TEXTAUSZUG:
'''

Und doch gibt es auch Grenzen. Positiv gewendet, werden die, die zum Licht der Welt berufen sind, davon befreit, nun aber auch alles öffentlich tun zu müssen. Es gibt Dinge, die allein zwischen Gott und Mensch zu klären sind: die Zwiesprache, in der wir Gott ins Gebet nehmen und offen für seine Antwort werden, zählt dazu. Das Almosen-Geben, bei dem Menschen so leicht beschämt werden – und auch das Fasten: dieser Weg, sich auf das Wesentliche zu besinnen, eigene Gewohnheiten uns Selbstverständlichkeiten infrage zu stellen und Freiheit zu gewinnen.

Nicht alles gehört in die Öffentlichkeit, es gibt auch einen notwendigen Schutzraum des Menschen, unveräußerlich und Inbegriff der Freiheit des Glaubens, in die niemand herein zu reden hat. Nur so ist tatkräftige Gestaltung überhaupt möglich, und nur so werden wir davor geschützt, uns selbst zu überheben.

'''

AUFGABE 1:
Gib aus dem Textauszug über Glauben und Öffentlichkeit den Abschnitt von „Und doch gibt“ bis „selbst zu überheben.“ wortgetreu aus.
AUFGABE 2:
Setze den Textauszug über Glauben und Öffentlichkeit im Anschluss an seinen letzten Satz fort.

GESPEICHERTE EINTRÄGE:
'''

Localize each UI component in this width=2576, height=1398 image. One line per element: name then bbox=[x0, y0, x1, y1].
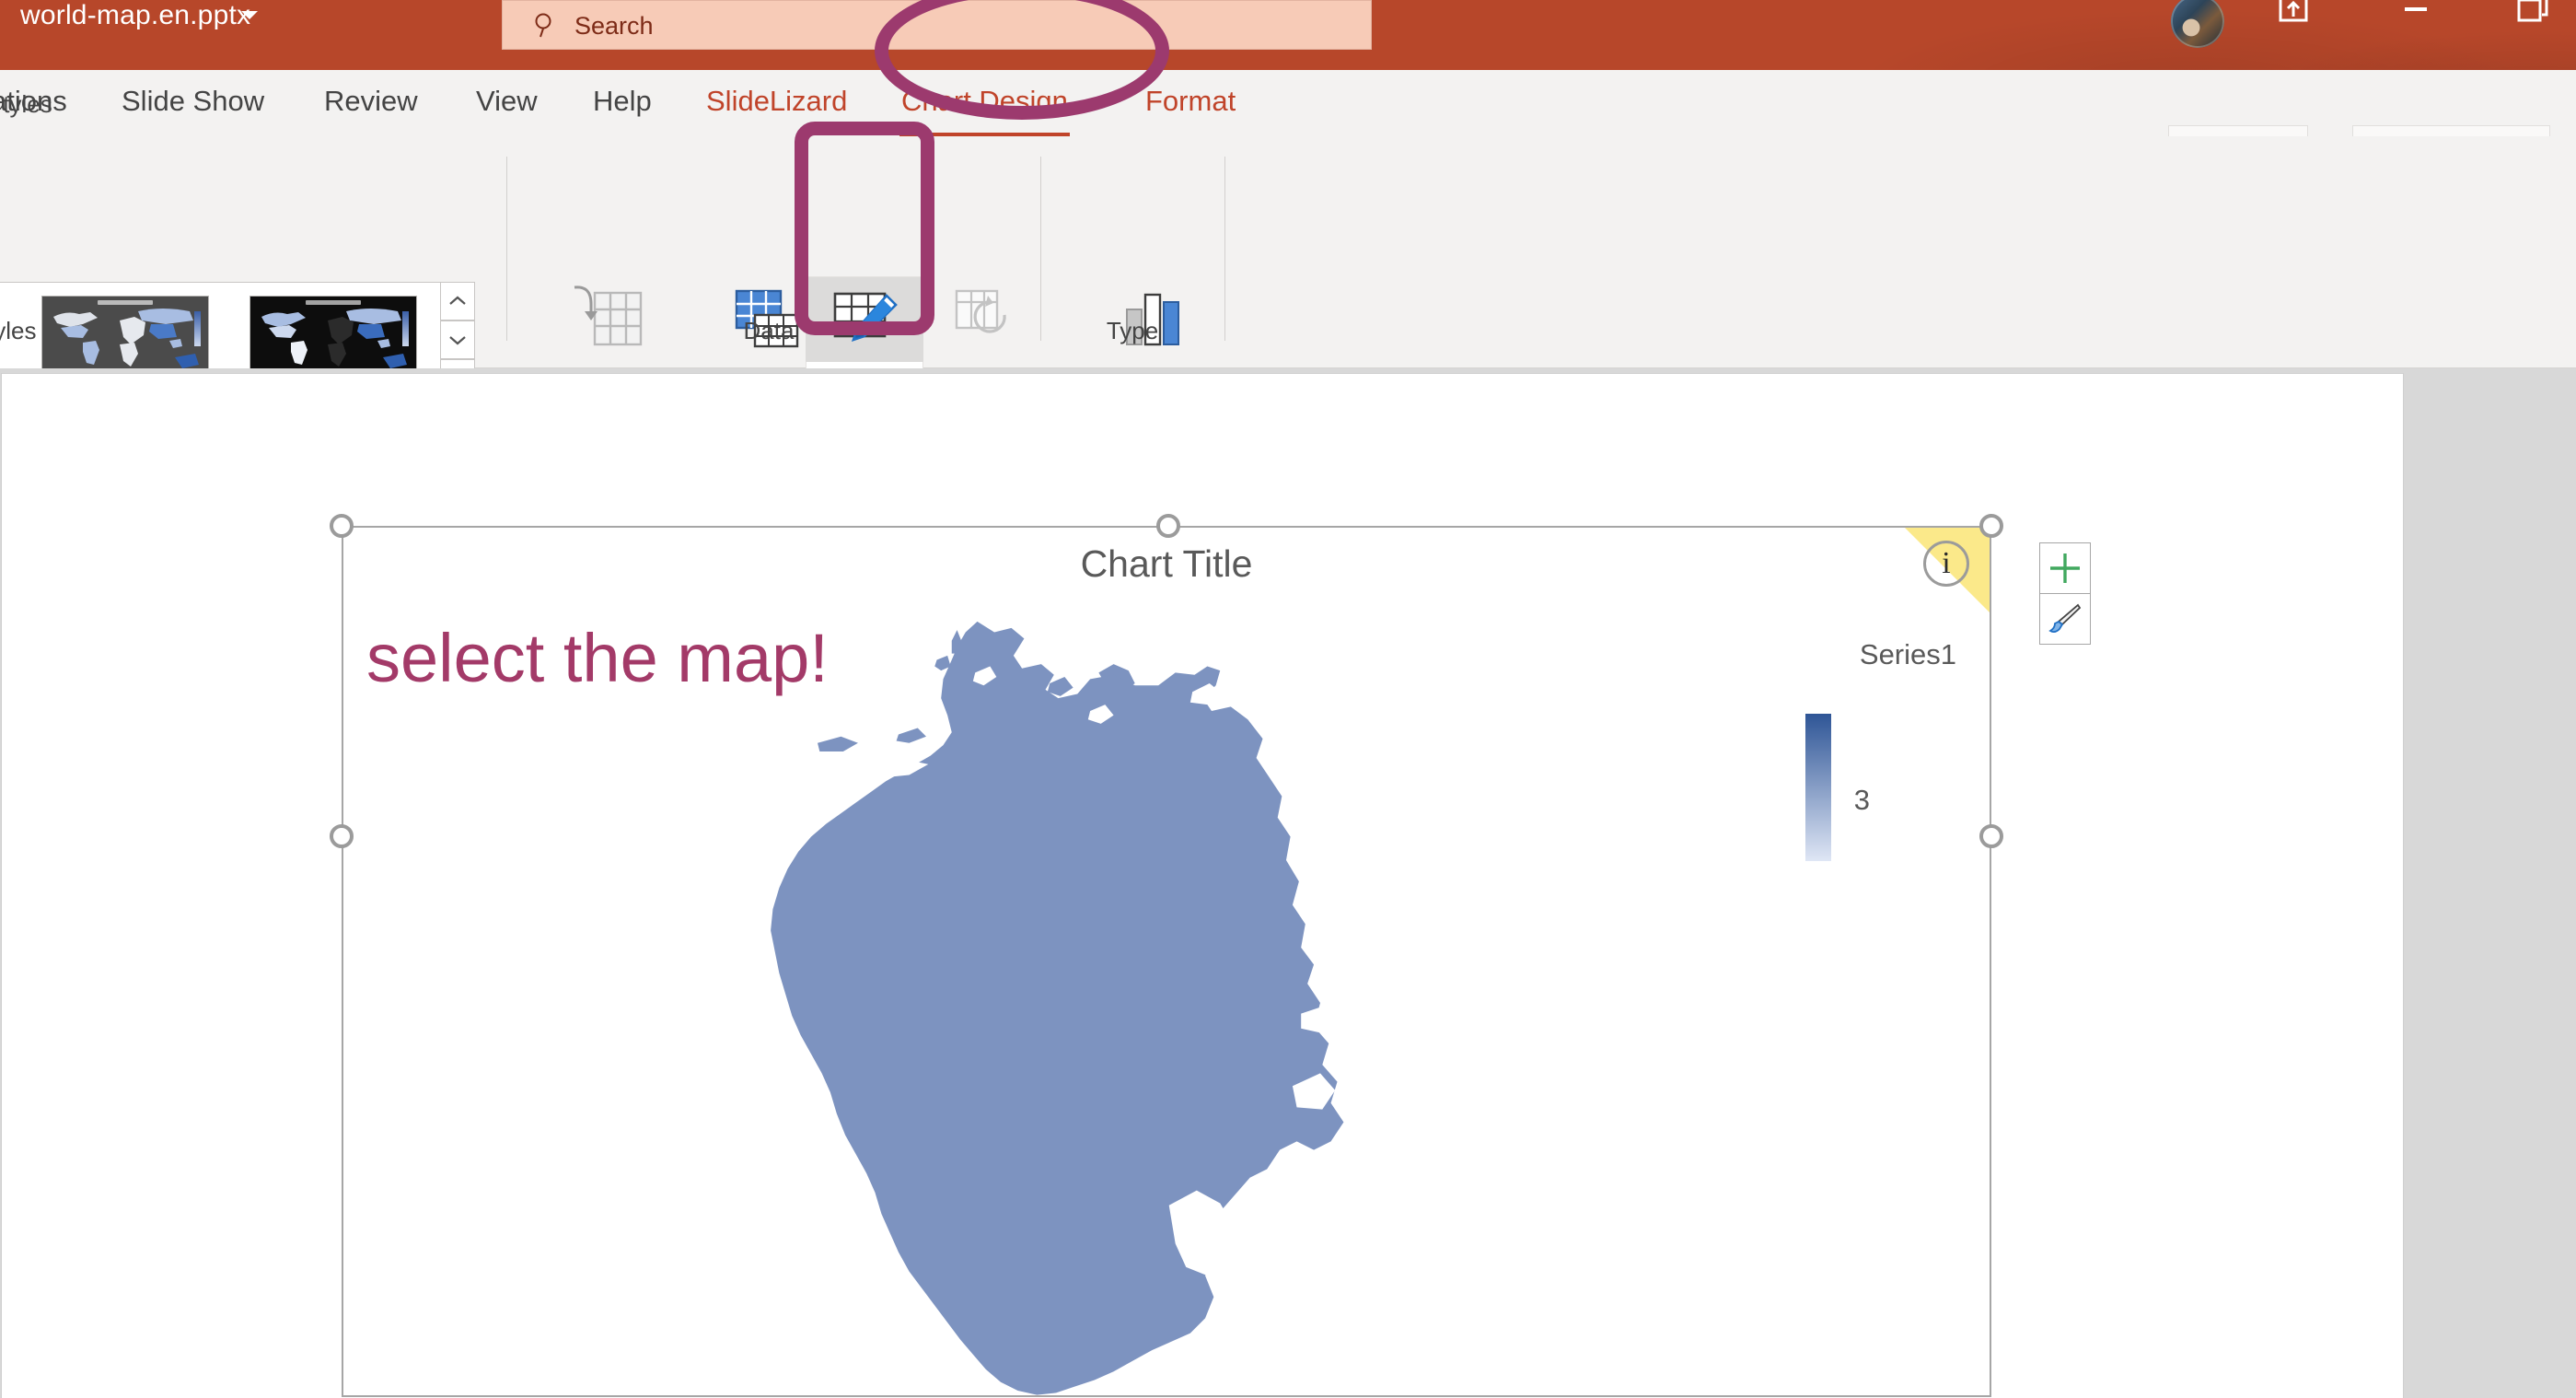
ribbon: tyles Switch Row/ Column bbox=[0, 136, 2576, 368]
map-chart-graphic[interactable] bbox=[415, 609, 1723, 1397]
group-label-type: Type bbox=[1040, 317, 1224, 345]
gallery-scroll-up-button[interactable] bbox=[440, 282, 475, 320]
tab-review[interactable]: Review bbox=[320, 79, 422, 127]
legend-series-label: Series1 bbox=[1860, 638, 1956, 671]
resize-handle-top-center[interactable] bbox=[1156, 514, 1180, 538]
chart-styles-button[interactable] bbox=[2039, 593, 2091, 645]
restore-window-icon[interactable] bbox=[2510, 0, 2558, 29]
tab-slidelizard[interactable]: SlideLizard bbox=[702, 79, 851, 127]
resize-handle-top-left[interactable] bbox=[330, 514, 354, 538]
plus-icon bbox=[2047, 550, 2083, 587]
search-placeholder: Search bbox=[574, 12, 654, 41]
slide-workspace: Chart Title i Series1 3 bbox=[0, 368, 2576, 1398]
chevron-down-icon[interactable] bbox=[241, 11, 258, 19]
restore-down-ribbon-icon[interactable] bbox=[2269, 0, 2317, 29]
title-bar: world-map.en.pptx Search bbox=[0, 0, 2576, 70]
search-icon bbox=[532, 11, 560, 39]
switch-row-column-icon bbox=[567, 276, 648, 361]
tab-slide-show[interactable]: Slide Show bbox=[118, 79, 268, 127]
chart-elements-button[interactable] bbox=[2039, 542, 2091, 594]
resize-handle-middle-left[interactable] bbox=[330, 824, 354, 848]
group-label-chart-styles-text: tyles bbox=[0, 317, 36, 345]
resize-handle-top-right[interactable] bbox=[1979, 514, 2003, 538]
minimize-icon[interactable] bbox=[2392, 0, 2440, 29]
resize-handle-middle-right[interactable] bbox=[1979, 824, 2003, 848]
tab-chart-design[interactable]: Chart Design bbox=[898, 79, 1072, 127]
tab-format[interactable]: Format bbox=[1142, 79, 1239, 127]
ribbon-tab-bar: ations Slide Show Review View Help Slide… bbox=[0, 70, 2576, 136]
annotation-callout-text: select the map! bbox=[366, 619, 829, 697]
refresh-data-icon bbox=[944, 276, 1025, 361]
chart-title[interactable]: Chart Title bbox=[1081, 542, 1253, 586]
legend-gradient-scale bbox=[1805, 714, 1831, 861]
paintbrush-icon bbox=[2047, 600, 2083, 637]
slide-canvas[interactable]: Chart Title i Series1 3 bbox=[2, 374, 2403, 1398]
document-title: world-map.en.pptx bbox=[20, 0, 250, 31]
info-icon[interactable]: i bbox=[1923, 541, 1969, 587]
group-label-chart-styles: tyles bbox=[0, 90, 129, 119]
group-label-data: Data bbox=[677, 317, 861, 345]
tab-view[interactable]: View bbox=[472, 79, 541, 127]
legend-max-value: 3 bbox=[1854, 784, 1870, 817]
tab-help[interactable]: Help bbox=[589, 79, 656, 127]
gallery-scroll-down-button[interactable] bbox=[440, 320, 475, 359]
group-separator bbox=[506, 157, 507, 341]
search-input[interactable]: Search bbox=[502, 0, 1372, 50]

'''
'''

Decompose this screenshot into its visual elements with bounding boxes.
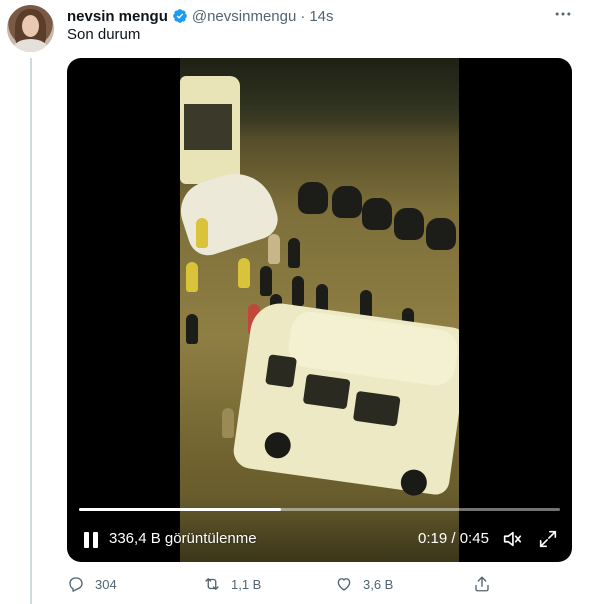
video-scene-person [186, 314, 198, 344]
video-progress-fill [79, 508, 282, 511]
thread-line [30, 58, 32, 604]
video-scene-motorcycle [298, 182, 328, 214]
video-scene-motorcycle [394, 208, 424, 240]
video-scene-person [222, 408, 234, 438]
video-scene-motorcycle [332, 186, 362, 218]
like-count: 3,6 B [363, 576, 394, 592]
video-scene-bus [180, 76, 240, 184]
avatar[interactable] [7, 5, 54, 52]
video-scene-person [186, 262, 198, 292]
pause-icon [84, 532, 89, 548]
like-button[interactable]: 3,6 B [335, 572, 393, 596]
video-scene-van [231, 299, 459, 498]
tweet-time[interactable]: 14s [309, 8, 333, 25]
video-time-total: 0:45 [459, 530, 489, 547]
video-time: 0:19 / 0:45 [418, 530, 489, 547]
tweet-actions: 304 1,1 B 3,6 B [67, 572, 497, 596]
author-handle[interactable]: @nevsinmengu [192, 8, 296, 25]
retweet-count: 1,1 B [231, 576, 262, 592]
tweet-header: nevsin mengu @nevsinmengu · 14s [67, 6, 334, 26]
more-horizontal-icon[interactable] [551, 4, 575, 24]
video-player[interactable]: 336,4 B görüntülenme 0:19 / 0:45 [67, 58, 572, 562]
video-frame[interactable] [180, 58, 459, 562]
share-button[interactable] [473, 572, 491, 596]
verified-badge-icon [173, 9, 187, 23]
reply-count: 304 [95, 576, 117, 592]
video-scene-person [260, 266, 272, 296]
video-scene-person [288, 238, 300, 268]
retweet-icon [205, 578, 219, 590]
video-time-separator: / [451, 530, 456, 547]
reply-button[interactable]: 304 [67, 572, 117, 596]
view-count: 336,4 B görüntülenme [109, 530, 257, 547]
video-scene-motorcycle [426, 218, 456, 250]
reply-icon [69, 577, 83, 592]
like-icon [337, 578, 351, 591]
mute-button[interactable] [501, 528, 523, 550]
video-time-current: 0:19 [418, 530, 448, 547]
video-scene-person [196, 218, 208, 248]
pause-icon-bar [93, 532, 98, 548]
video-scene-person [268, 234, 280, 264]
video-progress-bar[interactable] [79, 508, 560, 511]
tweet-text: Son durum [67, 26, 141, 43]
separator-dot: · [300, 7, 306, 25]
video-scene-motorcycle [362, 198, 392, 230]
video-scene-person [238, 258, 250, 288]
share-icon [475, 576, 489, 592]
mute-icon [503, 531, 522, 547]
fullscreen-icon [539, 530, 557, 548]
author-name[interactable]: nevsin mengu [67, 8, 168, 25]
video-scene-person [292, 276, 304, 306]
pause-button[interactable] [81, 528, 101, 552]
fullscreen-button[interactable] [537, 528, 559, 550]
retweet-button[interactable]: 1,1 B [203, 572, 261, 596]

'''
'''

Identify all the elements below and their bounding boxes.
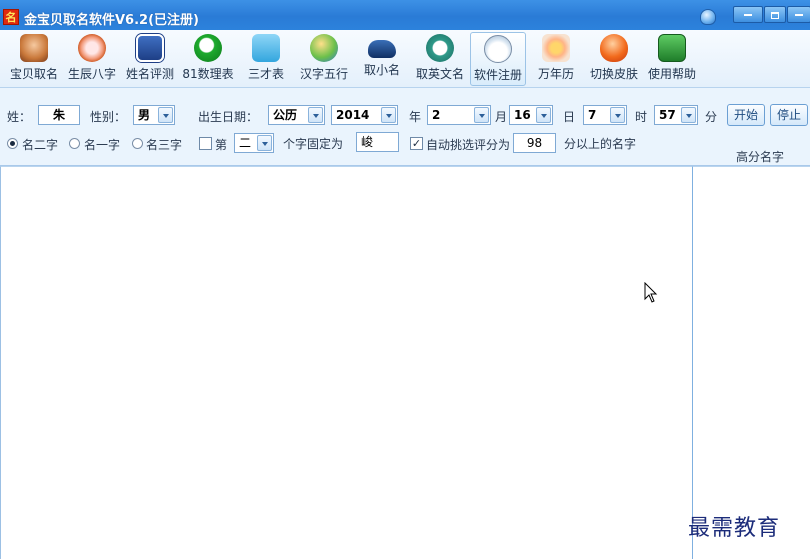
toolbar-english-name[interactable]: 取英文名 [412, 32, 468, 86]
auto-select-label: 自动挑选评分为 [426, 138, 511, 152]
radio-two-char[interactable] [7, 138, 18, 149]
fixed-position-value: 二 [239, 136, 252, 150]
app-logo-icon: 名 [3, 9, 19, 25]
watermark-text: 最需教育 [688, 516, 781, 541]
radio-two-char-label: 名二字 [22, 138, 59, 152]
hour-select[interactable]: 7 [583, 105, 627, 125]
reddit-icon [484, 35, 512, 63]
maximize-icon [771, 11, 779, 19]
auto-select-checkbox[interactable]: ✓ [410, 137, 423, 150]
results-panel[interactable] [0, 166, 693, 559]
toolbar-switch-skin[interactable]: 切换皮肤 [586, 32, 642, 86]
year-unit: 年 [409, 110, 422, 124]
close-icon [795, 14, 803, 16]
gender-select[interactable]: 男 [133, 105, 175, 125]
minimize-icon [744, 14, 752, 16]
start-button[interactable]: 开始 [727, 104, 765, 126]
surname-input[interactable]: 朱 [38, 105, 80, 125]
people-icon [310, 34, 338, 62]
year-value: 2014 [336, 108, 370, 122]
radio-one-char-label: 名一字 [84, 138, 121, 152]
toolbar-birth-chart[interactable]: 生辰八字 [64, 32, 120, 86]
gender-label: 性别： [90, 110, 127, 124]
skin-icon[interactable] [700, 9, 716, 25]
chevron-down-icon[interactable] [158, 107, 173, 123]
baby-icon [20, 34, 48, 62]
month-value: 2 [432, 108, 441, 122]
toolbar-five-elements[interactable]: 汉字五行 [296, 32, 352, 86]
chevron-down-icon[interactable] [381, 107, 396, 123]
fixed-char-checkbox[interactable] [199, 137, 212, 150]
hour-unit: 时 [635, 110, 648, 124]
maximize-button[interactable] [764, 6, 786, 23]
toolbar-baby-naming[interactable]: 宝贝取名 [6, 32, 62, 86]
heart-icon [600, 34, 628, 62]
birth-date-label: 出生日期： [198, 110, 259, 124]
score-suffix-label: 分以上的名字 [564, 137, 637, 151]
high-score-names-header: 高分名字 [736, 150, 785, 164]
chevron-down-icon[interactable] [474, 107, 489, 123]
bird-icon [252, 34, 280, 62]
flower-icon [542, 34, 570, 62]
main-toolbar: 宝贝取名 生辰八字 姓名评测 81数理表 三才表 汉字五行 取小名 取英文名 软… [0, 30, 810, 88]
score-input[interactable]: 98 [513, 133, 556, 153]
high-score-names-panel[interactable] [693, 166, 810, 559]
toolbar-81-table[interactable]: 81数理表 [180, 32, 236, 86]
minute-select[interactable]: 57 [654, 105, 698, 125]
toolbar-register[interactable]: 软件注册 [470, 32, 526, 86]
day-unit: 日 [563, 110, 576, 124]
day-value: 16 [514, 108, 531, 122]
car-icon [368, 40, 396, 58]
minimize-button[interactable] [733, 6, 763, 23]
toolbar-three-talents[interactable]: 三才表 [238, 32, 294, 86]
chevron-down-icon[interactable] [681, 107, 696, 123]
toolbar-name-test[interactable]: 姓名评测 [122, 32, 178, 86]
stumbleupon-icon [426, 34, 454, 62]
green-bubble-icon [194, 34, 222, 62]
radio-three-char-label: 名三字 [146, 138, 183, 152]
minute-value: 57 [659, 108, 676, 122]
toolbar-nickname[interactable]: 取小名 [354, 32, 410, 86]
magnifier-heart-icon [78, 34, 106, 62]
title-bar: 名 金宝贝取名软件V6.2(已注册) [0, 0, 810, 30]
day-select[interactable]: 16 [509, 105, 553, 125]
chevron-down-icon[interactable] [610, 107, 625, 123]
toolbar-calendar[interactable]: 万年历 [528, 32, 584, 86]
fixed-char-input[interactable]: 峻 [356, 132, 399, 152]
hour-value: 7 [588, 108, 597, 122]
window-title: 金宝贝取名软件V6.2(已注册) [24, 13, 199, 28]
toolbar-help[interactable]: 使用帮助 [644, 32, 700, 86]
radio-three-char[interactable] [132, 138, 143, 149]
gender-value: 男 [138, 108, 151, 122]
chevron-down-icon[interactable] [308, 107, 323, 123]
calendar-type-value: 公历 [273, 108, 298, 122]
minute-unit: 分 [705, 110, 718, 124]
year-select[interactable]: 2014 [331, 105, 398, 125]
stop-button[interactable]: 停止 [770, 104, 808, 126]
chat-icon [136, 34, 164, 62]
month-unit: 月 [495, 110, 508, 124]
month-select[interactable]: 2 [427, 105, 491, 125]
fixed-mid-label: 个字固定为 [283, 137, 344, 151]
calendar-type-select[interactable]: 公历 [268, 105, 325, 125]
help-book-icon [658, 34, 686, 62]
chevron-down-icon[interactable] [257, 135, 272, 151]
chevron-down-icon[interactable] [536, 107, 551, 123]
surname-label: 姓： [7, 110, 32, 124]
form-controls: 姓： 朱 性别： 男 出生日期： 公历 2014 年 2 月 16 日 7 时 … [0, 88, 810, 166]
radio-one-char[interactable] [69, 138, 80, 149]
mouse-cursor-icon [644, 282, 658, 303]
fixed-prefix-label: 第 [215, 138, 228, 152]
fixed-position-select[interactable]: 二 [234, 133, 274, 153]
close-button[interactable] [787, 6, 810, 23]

'''

LÖSUNG 1:
Und doch gibt es auch Grenzen. Positiv gewendet, werden die, die zum Licht der Welt berufen sind, davon befreit, nun aber auch alles öffentlich tun zu müssen. Es gibt Dinge, die allein zwischen Gott und Mensch zu klären sind: die Zwiesprache, in der wir Gott ins Gebet nehmen und offen für seine Antwort werden, zählt dazu. Das Almosen-Geben, bei dem Menschen so leicht beschämt werden – und auch das Fasten: dieser Weg, sich auf das Wesentliche zu besinnen, eigene Gewohnheiten uns Selbstverständlichkeiten infrage zu stellen und Freiheit zu gewinnen.

Nicht alles gehört in die Öffentlichkeit, es gibt auch einen notwendigen Schutzraum des Menschen, unveräußerlich und Inbegriff der Freiheit des Glaubens, in die niemand herein zu reden hat. Nur so ist tatkräftige Gestaltung überhaupt möglich, und nur so werden wir davor geschützt, uns selbst zu überheben.

LÖSUNG 2:
Im Evangelium für heute heißt es: „Ihr sollt euch nicht Schätze sammeln auf Erden, wo sie die Motten und der Rost fressen und wo die Diebe einbrechen und stehlen. Sammelt euch aber Schätze im Himmel, wo sie weder Motten noch Rost fressen und wo die Diebe nicht einbrechen und stehlen. Denn wo dein Schatz ist, da ist auch dein Herz.“

Darum geht es am Ende: Uns zu fragen und zu unterscheiden, woran unser Herz wirklich hängt. Was Du liebst, das lebst Du. Wo dein Schatz ist, da ist dein Herz. Und wo dein Herz ist, da ist dein Gott. Das Trauen und Glauben des Herzens macht beide, Gott und Abgott.

Also: Woran hängen wir nun tatsächlich unser Herz und unsere Liebe? Wer ist es, den unser Trauen und Glauben zum Gott oder Abgott machen? Ich bin davon überzeugt: Wo wir es an den Gott hängen, da werden wir frei von uns selbst und frei für diese Welt und ihre Menschen. Frei zum mutigen Eintreten für das, was dem Leben dient.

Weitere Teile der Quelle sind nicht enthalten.